■ **EXERCISE GOAL**: Without including any pictures, write out all the entries exactly.

■ **INPUT RECORDS**:
------------------------------------

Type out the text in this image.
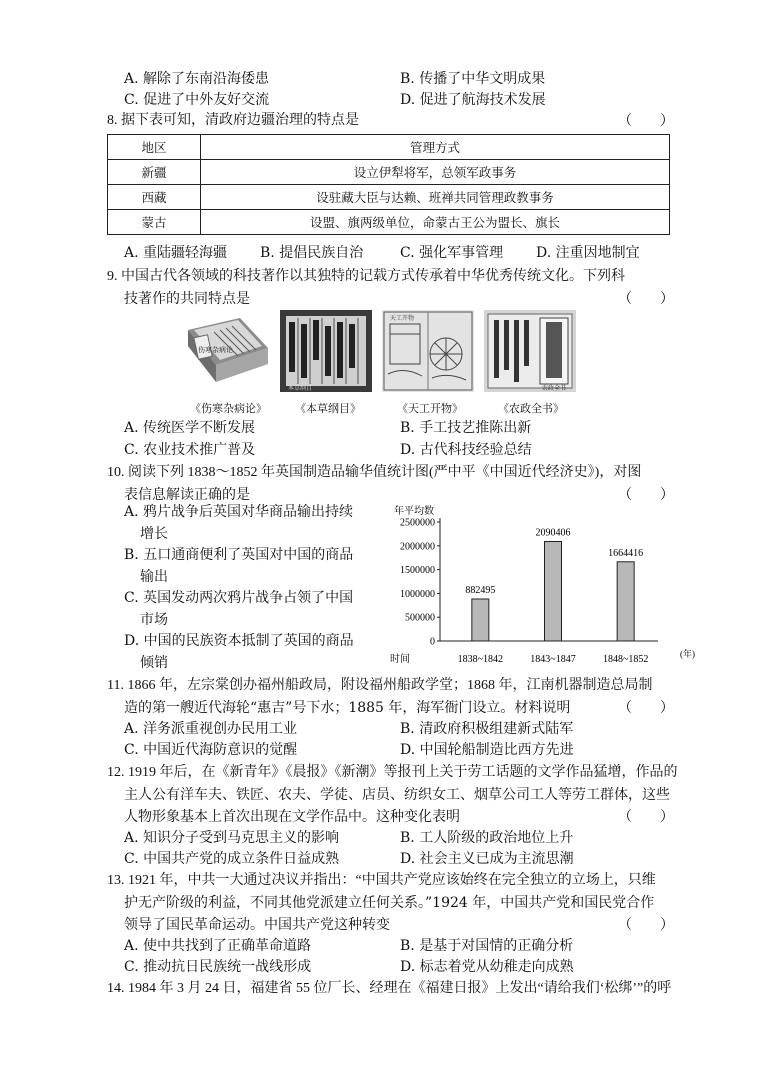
A. 解除了东南沿海倭患	B. 传播了中华文明成果
C. 促进了中外友好交流	D. 促进了航海技术发展
8. 据下表可知，清政府边疆治理的特点是	（　　）
地区	管理方式
新疆	设立伊犁将军，总领军政事务
西藏	设驻藏大臣与达赖、班禅共同管理政教事务
蒙古	设盟、旗两级单位，命蒙古王公为盟长、旗长
A. 重陆疆轻海疆 B. 提倡民族自治	C. 强化军事管理 D. 注重因地制宜
9. 中国古代各领域的科技著作以其独特的记载方式传承着中华优秀传统文化。下列科
技著作的共同特点是	（　　）
伤寒杂病论
本草纲目
天工开物
农政全书
《伤寒杂病论》	《本草纲目》	《天工开物》	《农政全书》
A. 传统医学不断发展	B. 手工技艺推陈出新
C. 农业技术推广普及	D. 古代科技经验总结
10. 阅读下列 1838～1852 年英国制造品输华值统计图(严中平《中国近代经济史》)，对图
表信息解读正确的是	（　　）
A. 鸦片战争后英国对华商品输出持续
增长
B. 五口通商便利了英国对中国的商品
输出
C. 英国发动两次鸦片战争占领了中国
市场
D. 中国的民族资本抵制了英国的商品
倾销
年平均数
0
500000
1000000
1500000
2000000
2500000
882495
1838~1842
2090406
1843~1847
1664416
1848~1852
时间	(年)
11. 1866 年，左宗棠创办福州船政局，附设福州船政学堂；1868 年，江南机器制造总局制
造的第一艘近代海轮“惠吉”号下水；1885 年，海军衙门设立。材料说明	（　　）
A. 洋务派重视创办民用工业	B. 清政府积极组建新式陆军
C. 中国近代海防意识的觉醒	D. 中国轮船制造比西方先进
12. 1919 年后，在《新青年》《晨报》《新潮》等报刊上关于劳工话题的文学作品猛增，作品的
主人公有洋车夫、铁匠、农夫、学徒、店员、纺织女工、烟草公司工人等劳工群体，这些
人物形象基本上首次出现在文学作品中。这种变化表明	（　　）
A. 知识分子受到马克思主义的影响	B. 工人阶级的政治地位上升
C. 中国共产党的成立条件日益成熟	D. 社会主义已成为主流思潮
13. 1921 年，中共一大通过决议并指出：“中国共产党应该始终在完全独立的立场上，只维
护无产阶级的利益，不同其他党派建立任何关系。”1924 年，中国共产党和国民党合作
领导了国民革命运动。中国共产党这种转变	（　　）
A. 使中共找到了正确革命道路	B. 是基于对国情的正确分析
C. 推动抗日民族统一战线形成	D. 标志着党从幼稚走向成熟
14. 1984 年 3 月 24 日，福建省 55 位厂长、经理在《福建日报》上发出“请给我们‘松绑’”的呼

------------------------------------

■ **RESPONSE FOR THIS EXERCISE**:
Type out the text in this image.
A. 解除了东南沿海倭患	B. 传播了中华文明成果
C. 促进了中外友好交流	D. 促进了航海技术发展
8. 据下表可知，清政府边疆治理的特点是	（　　）
地区	管理方式
新疆	设立伊犁将军，总领军政事务
西藏	设驻藏大臣与达赖、班禅共同管理政教事务
蒙古	设盟、旗两级单位，命蒙古王公为盟长、旗长
A. 重陆疆轻海疆 B. 提倡民族自治	C. 强化军事管理 D. 注重因地制宜
9. 中国古代各领域的科技著作以其独特的记载方式传承着中华优秀传统文化。下列科
技著作的共同特点是	（　　）
伤寒杂病论
本草纲目
天工开物
农政全书
《伤寒杂病论》	《本草纲目》	《天工开物》	《农政全书》
A. 传统医学不断发展	B. 手工技艺推陈出新
C. 农业技术推广普及	D. 古代科技经验总结
10. 阅读下列 1838～1852 年英国制造品输华值统计图(严中平《中国近代经济史》)，对图
表信息解读正确的是	（　　）
A. 鸦片战争后英国对华商品输出持续
增长
B. 五口通商便利了英国对中国的商品
输出
C. 英国发动两次鸦片战争占领了中国
市场
D. 中国的民族资本抵制了英国的商品
倾销
年平均数
0
500000
1000000
1500000
2000000
2500000
882495
1838~1842
2090406
1843~1847
1664416
1848~1852
时间	(年)
11. 1866 年，左宗棠创办福州船政局，附设福州船政学堂；1868 年，江南机器制造总局制
造的第一艘近代海轮“惠吉”号下水；1885 年，海军衙门设立。材料说明	（　　）
A. 洋务派重视创办民用工业	B. 清政府积极组建新式陆军
C. 中国近代海防意识的觉醒	D. 中国轮船制造比西方先进
12. 1919 年后，在《新青年》《晨报》《新潮》等报刊上关于劳工话题的文学作品猛增，作品的
主人公有洋车夫、铁匠、农夫、学徒、店员、纺织女工、烟草公司工人等劳工群体，这些
人物形象基本上首次出现在文学作品中。这种变化表明	（　　）
A. 知识分子受到马克思主义的影响	B. 工人阶级的政治地位上升
C. 中国共产党的成立条件日益成熟	D. 社会主义已成为主流思潮
13. 1921 年，中共一大通过决议并指出：“中国共产党应该始终在完全独立的立场上，只维
护无产阶级的利益，不同其他党派建立任何关系。”1924 年，中国共产党和国民党合作
领导了国民革命运动。中国共产党这种转变	（　　）
A. 使中共找到了正确革命道路	B. 是基于对国情的正确分析
C. 推动抗日民族统一战线形成	D. 标志着党从幼稚走向成熟
14. 1984 年 3 月 24 日，福建省 55 位厂长、经理在《福建日报》上发出“请给我们‘松绑’”的呼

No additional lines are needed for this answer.